* _PROBLEM SET_:
1 - In the Cantabromeris text, reproduce the part that opens with the words containing "The genus Cantabromeris" and closes with "six aligned ocelli.", swapping "ocelli" for "simple eyes".
2 - List every color the Cantabromeris text gives for the body of Cantabromeris cantabrica.

* _DOCUMENT TEXT_:
===

Cantabromeris

Scientific classification
- Kingdom: Animalia
- Phylum: Arthropoda
- Subphylum: Myriapoda
- Class: Diplopoda
- Order: Glomerida
- Family: Glomeridae
- Subfamily: Glomerinae
- Tribe: Onychoglomerini
- Genus: Cantabromeris Mauriès, 2006

= Cantabromeris =

Genus of millipedes

Cantabromeris is a genus of pill millipede found on the Iberian Peninsula. Though originally identified as part of the genus Protoglomeris, Cantabromeris was revised as a new genus due to key morphological differences, such as the vestigial character of the penultimate tergite.

The genus Cantabromeris currently contains only one known species, Cantabromeris cantabrica.

== Description ==
Millipedes of the type species Cantabromeris cantabrica are approximately 7.5mm in length, with a width of approximately 4.2mm at the fifth body ring, 13 of which are visible. The 12th ring is fused to the last. The body of this species is uniform black in coloration, except for the rear edge on each tergite and a wide orange-yellow band just before the second tergite. The 4th to 11th tergites also have white spots on the anterior edge, which are only visible when the millipede assumes a curled up defensive posture.

Like other members of the Glomeridae family, the sides of the face are slightly flattened to accommodate the antennae. The Tömösváry organ is 1.2 times longer than wide. It has rows of six aligned ocelli.

===

* _PROVIDED DATA_:

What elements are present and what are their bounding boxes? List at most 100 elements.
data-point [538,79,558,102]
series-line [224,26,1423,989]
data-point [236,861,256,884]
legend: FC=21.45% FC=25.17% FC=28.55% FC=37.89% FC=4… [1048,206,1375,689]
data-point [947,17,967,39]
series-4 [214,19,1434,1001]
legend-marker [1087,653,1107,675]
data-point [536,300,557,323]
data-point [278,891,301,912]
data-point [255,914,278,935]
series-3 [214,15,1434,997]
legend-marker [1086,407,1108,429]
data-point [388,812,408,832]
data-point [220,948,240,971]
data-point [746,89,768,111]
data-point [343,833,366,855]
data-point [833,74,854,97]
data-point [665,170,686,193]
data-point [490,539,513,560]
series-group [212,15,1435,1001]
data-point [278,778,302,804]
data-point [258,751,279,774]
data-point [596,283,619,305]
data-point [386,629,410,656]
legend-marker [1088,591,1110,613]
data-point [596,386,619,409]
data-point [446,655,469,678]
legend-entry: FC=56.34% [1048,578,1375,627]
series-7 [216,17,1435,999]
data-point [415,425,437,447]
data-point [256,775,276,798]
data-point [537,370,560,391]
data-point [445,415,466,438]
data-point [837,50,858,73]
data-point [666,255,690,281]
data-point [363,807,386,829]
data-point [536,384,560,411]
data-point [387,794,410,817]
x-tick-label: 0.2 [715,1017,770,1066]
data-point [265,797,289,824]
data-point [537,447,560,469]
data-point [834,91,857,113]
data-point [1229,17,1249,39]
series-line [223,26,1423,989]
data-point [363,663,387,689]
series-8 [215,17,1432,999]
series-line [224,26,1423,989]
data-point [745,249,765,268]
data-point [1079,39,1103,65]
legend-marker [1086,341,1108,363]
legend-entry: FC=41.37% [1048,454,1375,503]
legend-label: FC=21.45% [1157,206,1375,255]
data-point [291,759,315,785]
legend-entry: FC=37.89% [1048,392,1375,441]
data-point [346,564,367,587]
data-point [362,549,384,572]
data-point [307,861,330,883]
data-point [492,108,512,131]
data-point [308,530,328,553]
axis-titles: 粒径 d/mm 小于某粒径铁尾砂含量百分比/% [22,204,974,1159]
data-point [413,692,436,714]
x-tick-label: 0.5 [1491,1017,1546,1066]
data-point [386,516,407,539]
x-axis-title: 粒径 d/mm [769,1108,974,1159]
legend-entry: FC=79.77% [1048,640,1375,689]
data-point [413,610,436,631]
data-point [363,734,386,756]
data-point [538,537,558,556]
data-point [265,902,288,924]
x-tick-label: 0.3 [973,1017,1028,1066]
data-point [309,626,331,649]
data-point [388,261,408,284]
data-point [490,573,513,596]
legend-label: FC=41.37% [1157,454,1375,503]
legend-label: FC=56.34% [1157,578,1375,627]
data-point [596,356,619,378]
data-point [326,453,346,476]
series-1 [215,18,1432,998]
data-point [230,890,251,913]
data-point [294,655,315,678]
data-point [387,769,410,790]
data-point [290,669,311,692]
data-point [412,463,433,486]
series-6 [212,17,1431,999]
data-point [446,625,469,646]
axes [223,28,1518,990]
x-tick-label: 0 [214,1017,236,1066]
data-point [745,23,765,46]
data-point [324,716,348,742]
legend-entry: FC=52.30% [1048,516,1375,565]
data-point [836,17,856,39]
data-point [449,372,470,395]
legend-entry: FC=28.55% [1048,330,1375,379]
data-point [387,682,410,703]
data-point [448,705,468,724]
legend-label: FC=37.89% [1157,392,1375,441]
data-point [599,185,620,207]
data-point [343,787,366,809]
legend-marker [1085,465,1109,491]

===

* _COMPLETED EXERCISE_:
1 -
The genus Cantabromeris currently contains only one known species, Cantabromeris cantabrica.

== Description ==
Millipedes of the type species Cantabromeris cantabrica are approximately 7.5mm in length, with a width of approximately 4.2mm at the fifth body ring, 13 of which are visible. The 12th ring is fused to the last. The body of this species is uniform black in coloration, except for the rear edge on each tergite and a wide orange-yellow band just before the second tergite. The 4th to 11th tergites also have white spots on the anterior edge, which are only visible when the millipede assumes a curled up defensive posture.

Like other members of the Glomeridae family, the sides of the face are slightly flattened to accommodate the antennae. The Tömösváry organ is 1.2 times longer than wide. It has rows of six aligned simple eyes.

2 -
- black
- orange-yellow
- white